# [PROBLEM]
From the entries below, pull out each line where "they" appears.

# [EXERCISE INPUTS]

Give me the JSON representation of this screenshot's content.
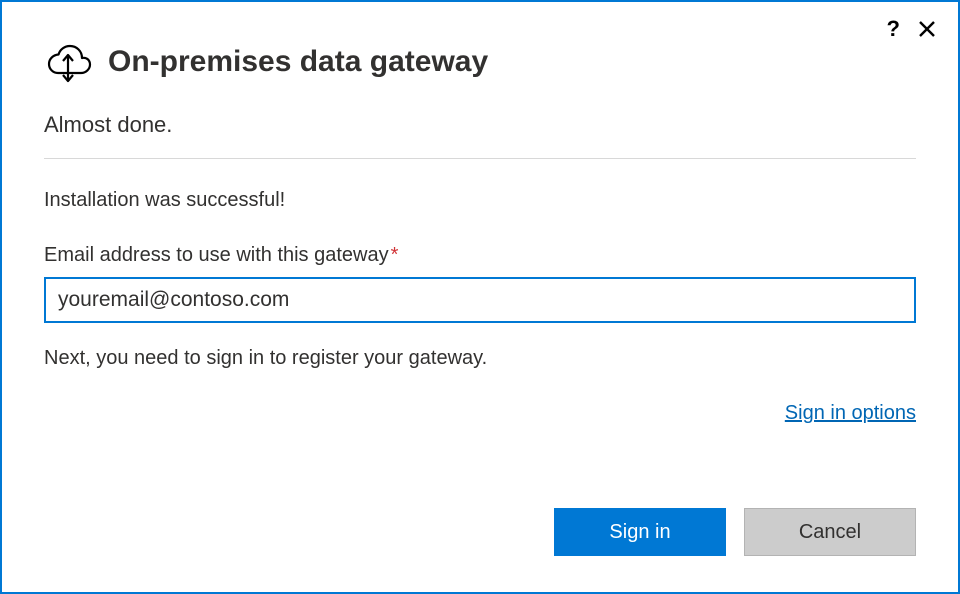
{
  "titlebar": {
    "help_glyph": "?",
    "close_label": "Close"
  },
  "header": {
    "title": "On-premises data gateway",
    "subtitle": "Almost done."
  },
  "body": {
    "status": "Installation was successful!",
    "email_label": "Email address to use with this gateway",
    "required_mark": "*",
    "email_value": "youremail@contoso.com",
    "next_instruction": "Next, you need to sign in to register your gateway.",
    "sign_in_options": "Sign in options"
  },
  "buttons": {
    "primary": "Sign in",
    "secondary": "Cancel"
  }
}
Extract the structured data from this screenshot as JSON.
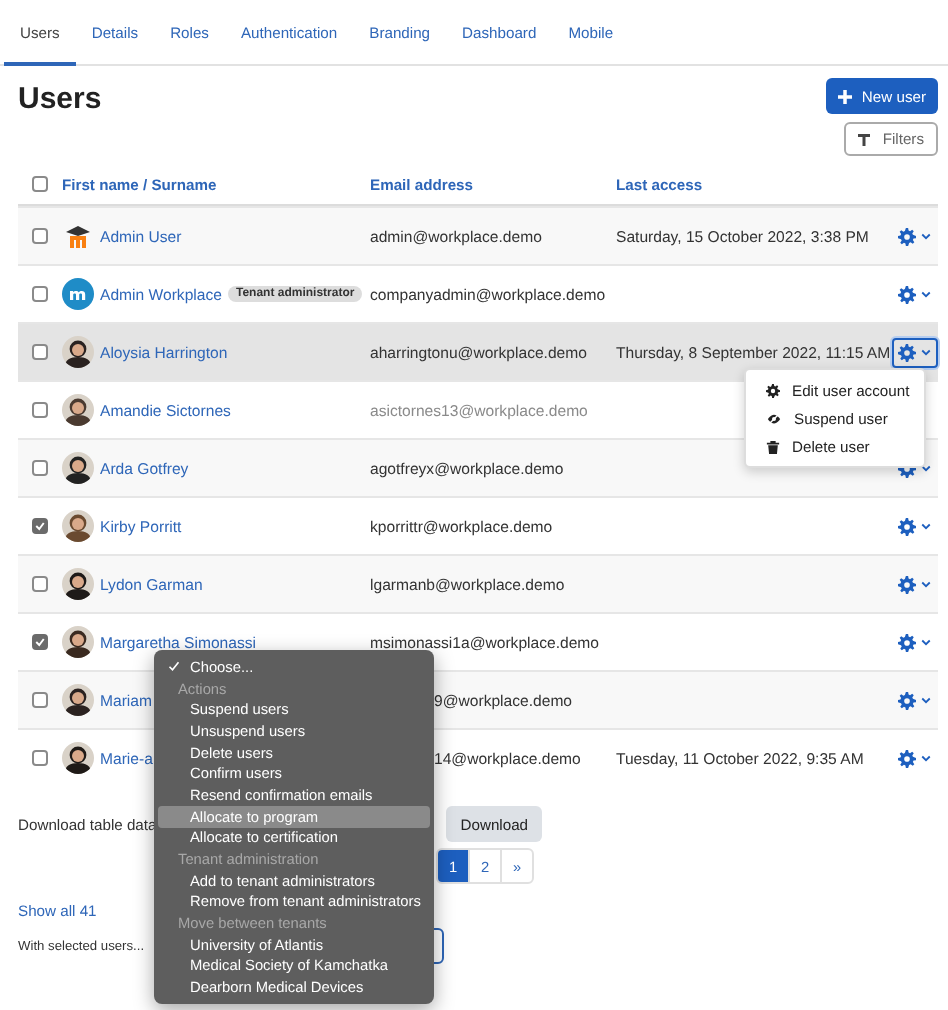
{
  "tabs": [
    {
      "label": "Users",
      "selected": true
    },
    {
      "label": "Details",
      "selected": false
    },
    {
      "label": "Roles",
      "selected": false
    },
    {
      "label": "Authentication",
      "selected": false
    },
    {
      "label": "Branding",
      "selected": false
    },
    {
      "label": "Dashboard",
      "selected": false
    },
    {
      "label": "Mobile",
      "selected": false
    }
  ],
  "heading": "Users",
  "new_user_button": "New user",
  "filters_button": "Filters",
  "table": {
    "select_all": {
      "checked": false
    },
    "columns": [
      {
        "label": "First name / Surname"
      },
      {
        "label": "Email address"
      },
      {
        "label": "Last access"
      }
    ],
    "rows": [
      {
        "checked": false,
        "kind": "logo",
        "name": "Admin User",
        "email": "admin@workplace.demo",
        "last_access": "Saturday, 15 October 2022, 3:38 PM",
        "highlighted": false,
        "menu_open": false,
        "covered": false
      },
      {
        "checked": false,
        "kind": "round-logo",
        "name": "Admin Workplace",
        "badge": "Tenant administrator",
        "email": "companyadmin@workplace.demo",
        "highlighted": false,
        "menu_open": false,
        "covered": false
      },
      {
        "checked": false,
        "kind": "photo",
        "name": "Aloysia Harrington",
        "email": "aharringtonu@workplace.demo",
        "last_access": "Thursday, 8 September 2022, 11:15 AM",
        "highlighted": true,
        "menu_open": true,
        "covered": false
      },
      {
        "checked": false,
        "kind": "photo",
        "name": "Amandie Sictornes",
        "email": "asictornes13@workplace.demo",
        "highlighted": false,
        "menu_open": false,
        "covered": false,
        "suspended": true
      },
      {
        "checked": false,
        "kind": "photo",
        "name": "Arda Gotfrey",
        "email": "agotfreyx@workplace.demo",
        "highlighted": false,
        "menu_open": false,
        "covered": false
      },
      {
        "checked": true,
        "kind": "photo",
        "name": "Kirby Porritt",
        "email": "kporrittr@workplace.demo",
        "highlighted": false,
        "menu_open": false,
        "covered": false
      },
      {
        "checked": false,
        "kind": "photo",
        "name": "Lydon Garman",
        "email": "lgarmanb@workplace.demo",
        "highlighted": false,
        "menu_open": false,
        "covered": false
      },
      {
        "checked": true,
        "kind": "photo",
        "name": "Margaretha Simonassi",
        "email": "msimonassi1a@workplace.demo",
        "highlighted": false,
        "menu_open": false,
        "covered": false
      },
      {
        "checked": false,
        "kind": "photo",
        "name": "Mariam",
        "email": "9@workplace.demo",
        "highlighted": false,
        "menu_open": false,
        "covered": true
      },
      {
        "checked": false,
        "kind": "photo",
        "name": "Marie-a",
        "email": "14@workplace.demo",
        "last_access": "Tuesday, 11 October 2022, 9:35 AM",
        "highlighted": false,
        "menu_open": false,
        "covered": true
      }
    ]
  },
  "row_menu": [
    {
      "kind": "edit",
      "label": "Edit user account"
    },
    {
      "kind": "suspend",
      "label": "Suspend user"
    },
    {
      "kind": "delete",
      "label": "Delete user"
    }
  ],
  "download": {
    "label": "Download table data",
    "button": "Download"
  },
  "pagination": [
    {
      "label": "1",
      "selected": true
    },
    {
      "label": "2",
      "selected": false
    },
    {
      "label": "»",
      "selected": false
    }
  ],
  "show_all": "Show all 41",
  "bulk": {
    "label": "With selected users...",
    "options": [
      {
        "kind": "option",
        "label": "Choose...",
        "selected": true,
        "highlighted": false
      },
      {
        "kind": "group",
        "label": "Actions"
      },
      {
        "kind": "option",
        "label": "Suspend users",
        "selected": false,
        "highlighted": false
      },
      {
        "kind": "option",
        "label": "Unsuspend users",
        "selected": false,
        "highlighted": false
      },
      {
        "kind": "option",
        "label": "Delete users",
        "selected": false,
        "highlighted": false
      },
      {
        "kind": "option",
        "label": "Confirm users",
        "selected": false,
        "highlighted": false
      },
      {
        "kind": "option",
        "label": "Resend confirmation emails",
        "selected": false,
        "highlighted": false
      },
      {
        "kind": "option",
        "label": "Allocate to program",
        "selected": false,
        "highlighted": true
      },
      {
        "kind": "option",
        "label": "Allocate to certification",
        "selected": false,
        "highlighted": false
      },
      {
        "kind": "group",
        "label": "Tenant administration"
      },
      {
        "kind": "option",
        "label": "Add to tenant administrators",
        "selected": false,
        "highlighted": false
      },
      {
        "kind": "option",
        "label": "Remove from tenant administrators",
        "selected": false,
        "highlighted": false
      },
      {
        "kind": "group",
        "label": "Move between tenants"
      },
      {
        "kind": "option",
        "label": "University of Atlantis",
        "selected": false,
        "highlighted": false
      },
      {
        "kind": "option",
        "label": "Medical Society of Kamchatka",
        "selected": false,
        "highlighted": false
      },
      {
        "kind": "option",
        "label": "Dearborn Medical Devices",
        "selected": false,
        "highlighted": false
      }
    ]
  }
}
--
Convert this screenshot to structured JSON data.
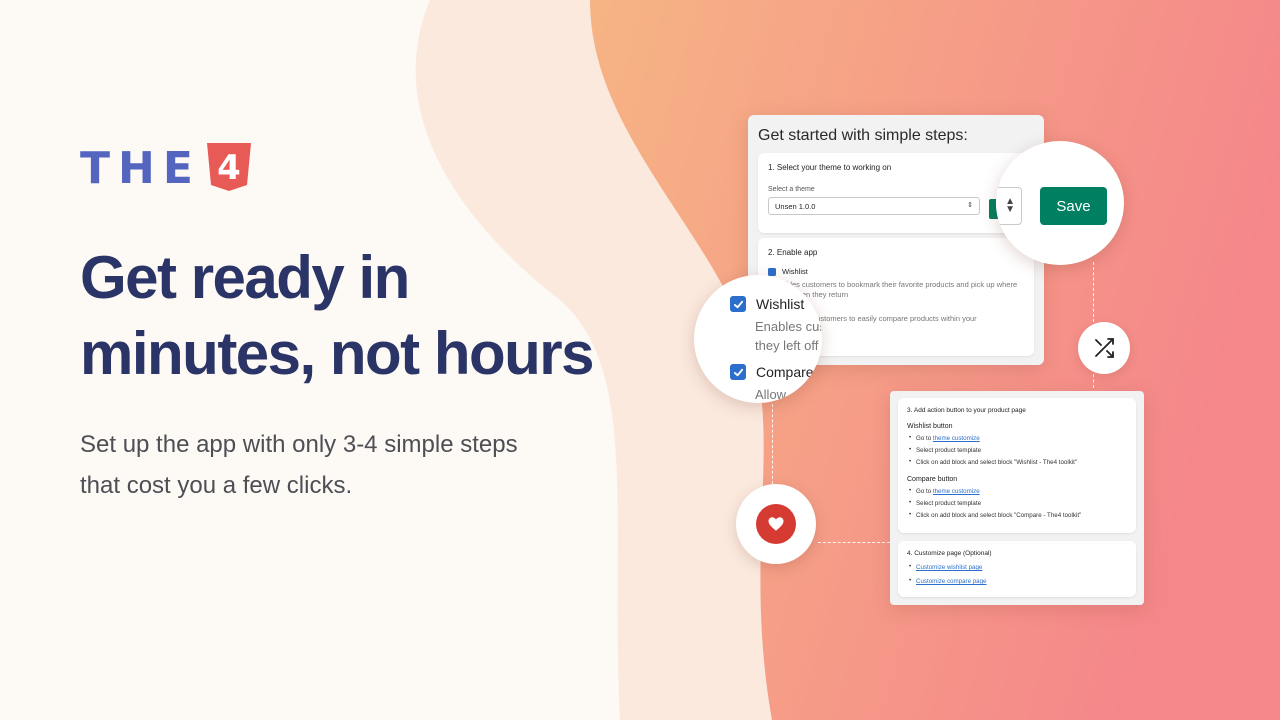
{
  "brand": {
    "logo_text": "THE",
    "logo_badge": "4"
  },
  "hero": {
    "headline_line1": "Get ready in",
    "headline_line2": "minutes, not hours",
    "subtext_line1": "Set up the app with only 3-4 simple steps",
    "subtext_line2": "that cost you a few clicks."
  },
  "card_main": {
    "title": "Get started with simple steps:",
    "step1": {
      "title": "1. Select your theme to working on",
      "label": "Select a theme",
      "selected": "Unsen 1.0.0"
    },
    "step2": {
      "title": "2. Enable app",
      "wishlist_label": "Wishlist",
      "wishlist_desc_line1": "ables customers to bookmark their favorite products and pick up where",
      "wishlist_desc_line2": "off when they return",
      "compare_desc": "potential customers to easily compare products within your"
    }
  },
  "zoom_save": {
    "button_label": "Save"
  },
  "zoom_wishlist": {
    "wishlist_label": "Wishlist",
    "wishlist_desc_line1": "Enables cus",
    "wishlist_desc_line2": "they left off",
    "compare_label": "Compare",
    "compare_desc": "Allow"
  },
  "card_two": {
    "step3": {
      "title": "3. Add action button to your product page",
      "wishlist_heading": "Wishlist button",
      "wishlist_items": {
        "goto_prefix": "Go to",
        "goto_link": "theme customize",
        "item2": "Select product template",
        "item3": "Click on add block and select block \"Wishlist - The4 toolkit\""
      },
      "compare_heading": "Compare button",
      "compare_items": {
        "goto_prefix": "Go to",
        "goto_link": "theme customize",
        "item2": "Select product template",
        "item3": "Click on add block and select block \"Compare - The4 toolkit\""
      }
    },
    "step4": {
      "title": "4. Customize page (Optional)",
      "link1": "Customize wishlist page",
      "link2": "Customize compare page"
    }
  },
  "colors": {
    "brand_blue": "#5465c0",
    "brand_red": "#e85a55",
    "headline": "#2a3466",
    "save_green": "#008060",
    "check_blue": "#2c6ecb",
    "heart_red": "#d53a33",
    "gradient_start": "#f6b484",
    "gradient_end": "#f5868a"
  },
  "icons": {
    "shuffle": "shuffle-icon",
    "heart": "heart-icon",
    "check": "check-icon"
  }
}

# [TASK SOLUTION]
      "wishlist_desc_line2": "off when they return",
    "wishlist_desc_line2": "they left off",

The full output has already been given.